— Start —

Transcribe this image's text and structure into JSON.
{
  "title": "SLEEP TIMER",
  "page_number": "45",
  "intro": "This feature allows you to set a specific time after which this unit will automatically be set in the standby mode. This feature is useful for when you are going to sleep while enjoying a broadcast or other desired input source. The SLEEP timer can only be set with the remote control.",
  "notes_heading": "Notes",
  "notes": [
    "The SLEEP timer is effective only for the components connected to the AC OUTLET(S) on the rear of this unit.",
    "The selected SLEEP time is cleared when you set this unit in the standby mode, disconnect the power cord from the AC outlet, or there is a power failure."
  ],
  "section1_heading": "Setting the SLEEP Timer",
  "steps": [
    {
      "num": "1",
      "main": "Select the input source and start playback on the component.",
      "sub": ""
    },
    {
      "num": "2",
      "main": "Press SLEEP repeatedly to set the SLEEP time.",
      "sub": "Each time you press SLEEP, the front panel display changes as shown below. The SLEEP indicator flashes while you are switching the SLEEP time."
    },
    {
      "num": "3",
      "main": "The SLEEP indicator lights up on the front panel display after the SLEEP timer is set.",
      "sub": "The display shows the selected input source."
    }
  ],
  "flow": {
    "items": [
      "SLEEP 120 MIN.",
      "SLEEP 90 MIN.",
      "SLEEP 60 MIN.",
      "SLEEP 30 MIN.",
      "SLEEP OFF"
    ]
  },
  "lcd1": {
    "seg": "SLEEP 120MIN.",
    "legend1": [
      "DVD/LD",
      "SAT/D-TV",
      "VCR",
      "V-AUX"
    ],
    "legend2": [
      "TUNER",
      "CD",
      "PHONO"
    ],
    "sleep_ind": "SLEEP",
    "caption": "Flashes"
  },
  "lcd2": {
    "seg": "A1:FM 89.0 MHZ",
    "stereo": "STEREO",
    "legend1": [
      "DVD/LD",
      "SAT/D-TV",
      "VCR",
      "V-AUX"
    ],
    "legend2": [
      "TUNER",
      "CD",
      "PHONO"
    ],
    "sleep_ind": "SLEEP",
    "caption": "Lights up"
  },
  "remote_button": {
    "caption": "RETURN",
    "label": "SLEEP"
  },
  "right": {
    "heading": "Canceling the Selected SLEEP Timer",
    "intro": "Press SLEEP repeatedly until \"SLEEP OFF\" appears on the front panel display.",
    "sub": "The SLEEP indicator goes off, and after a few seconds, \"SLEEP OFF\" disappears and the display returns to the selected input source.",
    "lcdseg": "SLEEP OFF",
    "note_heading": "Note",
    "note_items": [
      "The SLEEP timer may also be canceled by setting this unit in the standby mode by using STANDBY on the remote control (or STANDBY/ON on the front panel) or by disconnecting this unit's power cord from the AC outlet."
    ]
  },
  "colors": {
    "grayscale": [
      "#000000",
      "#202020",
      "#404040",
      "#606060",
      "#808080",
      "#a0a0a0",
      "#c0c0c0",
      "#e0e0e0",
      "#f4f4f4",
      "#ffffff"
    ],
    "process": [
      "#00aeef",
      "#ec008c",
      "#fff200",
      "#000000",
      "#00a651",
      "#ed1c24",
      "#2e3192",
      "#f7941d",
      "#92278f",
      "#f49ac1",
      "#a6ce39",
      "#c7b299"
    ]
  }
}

— End —

▸ What the task asks
Of all the lines in the data above, state how many include "while". Say only the number.

▸ Correct answer
2